START
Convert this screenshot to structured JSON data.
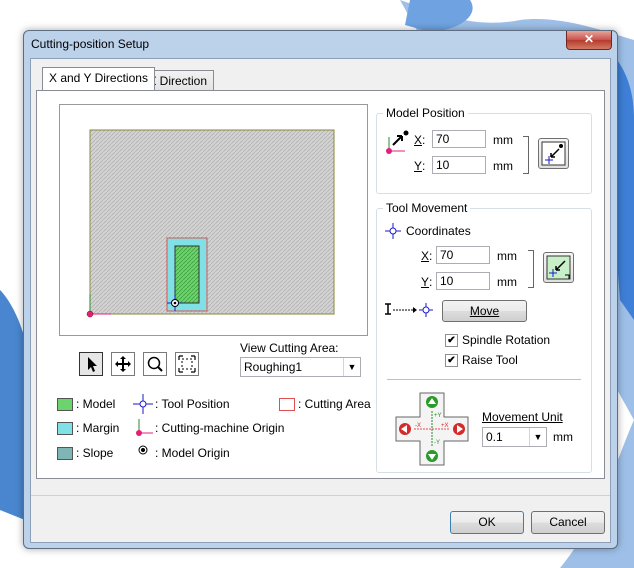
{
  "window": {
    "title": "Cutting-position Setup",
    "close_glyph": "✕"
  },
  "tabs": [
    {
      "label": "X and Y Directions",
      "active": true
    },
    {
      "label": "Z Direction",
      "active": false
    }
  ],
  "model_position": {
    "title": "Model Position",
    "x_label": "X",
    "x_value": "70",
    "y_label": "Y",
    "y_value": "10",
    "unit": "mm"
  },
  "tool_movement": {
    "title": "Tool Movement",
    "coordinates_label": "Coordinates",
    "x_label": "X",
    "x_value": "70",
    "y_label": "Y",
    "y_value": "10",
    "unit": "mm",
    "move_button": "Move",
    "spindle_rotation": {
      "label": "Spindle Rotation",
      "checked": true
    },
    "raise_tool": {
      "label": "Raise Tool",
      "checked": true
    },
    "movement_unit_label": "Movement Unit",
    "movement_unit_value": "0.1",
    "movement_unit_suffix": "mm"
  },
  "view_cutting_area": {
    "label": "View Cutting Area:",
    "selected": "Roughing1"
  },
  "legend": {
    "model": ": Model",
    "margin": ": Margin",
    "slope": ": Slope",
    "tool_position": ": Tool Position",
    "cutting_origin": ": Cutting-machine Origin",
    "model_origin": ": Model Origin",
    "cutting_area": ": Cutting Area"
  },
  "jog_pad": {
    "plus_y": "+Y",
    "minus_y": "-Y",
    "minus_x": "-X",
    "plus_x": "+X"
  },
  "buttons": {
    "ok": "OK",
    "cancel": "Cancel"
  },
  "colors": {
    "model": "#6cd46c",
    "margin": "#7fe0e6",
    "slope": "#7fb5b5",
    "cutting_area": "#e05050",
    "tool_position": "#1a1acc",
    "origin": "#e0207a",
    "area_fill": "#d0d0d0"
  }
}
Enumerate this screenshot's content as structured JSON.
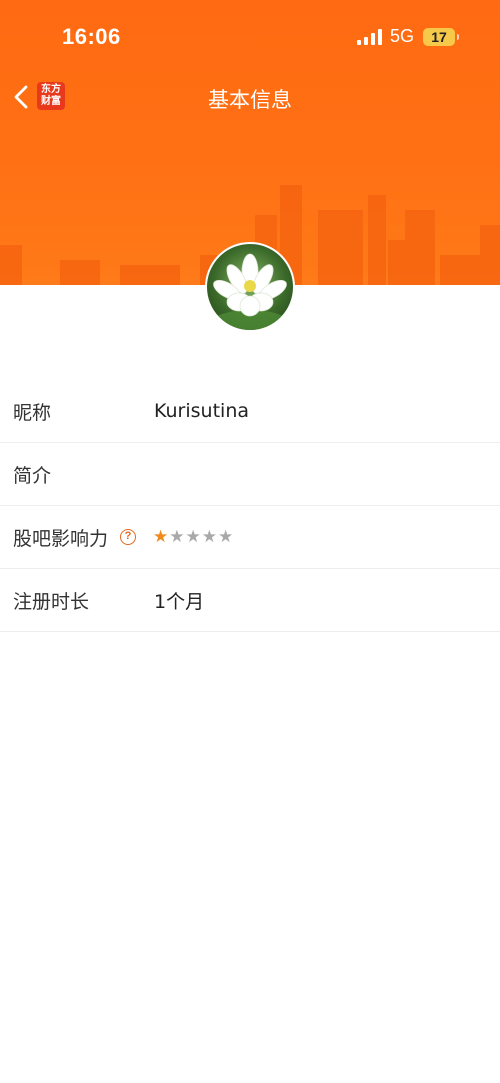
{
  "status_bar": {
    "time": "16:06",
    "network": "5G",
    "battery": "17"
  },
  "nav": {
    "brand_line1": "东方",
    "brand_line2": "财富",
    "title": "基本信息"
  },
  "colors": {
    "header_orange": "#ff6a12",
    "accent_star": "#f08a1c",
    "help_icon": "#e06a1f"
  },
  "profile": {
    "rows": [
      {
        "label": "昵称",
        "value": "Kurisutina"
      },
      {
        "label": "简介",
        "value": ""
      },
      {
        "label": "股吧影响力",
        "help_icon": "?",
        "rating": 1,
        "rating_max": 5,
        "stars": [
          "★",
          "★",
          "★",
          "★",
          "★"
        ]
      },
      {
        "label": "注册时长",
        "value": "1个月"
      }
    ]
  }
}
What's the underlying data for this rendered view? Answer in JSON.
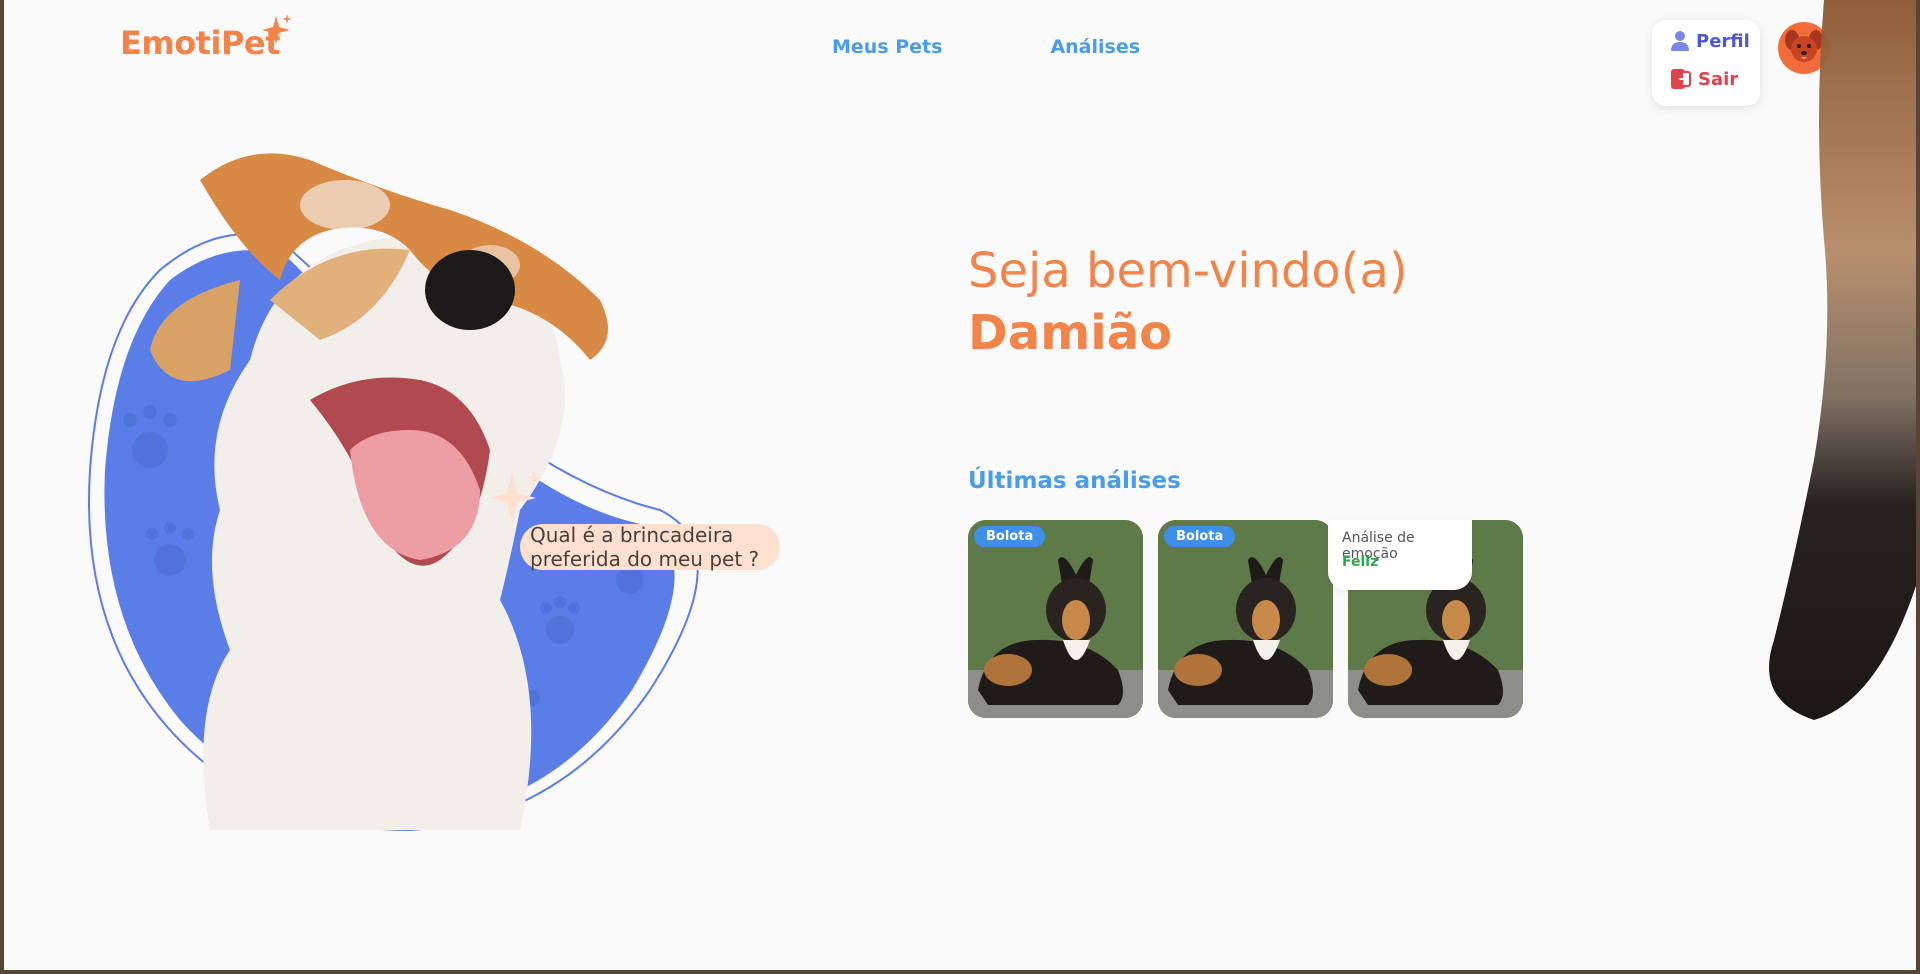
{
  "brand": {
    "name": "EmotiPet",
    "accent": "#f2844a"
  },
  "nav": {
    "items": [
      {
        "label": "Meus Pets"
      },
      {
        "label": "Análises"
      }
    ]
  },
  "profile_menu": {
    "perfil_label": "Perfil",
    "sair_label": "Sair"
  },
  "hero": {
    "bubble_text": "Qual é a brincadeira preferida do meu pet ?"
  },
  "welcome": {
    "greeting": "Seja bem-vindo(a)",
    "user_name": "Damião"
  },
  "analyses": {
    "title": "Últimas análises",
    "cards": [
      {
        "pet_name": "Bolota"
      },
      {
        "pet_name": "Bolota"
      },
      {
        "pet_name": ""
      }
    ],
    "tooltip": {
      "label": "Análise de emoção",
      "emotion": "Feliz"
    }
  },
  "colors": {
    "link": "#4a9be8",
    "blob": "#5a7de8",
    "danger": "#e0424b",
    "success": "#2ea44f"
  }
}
END
What you are asked to do
Look over the material above and show each line where "this" appears.

Exercise answer
Convert this screenshot to structured JSON data.
Enumerate this screenshot's content as structured JSON.
What's the underlying data for this rendered view? Answer in JSON.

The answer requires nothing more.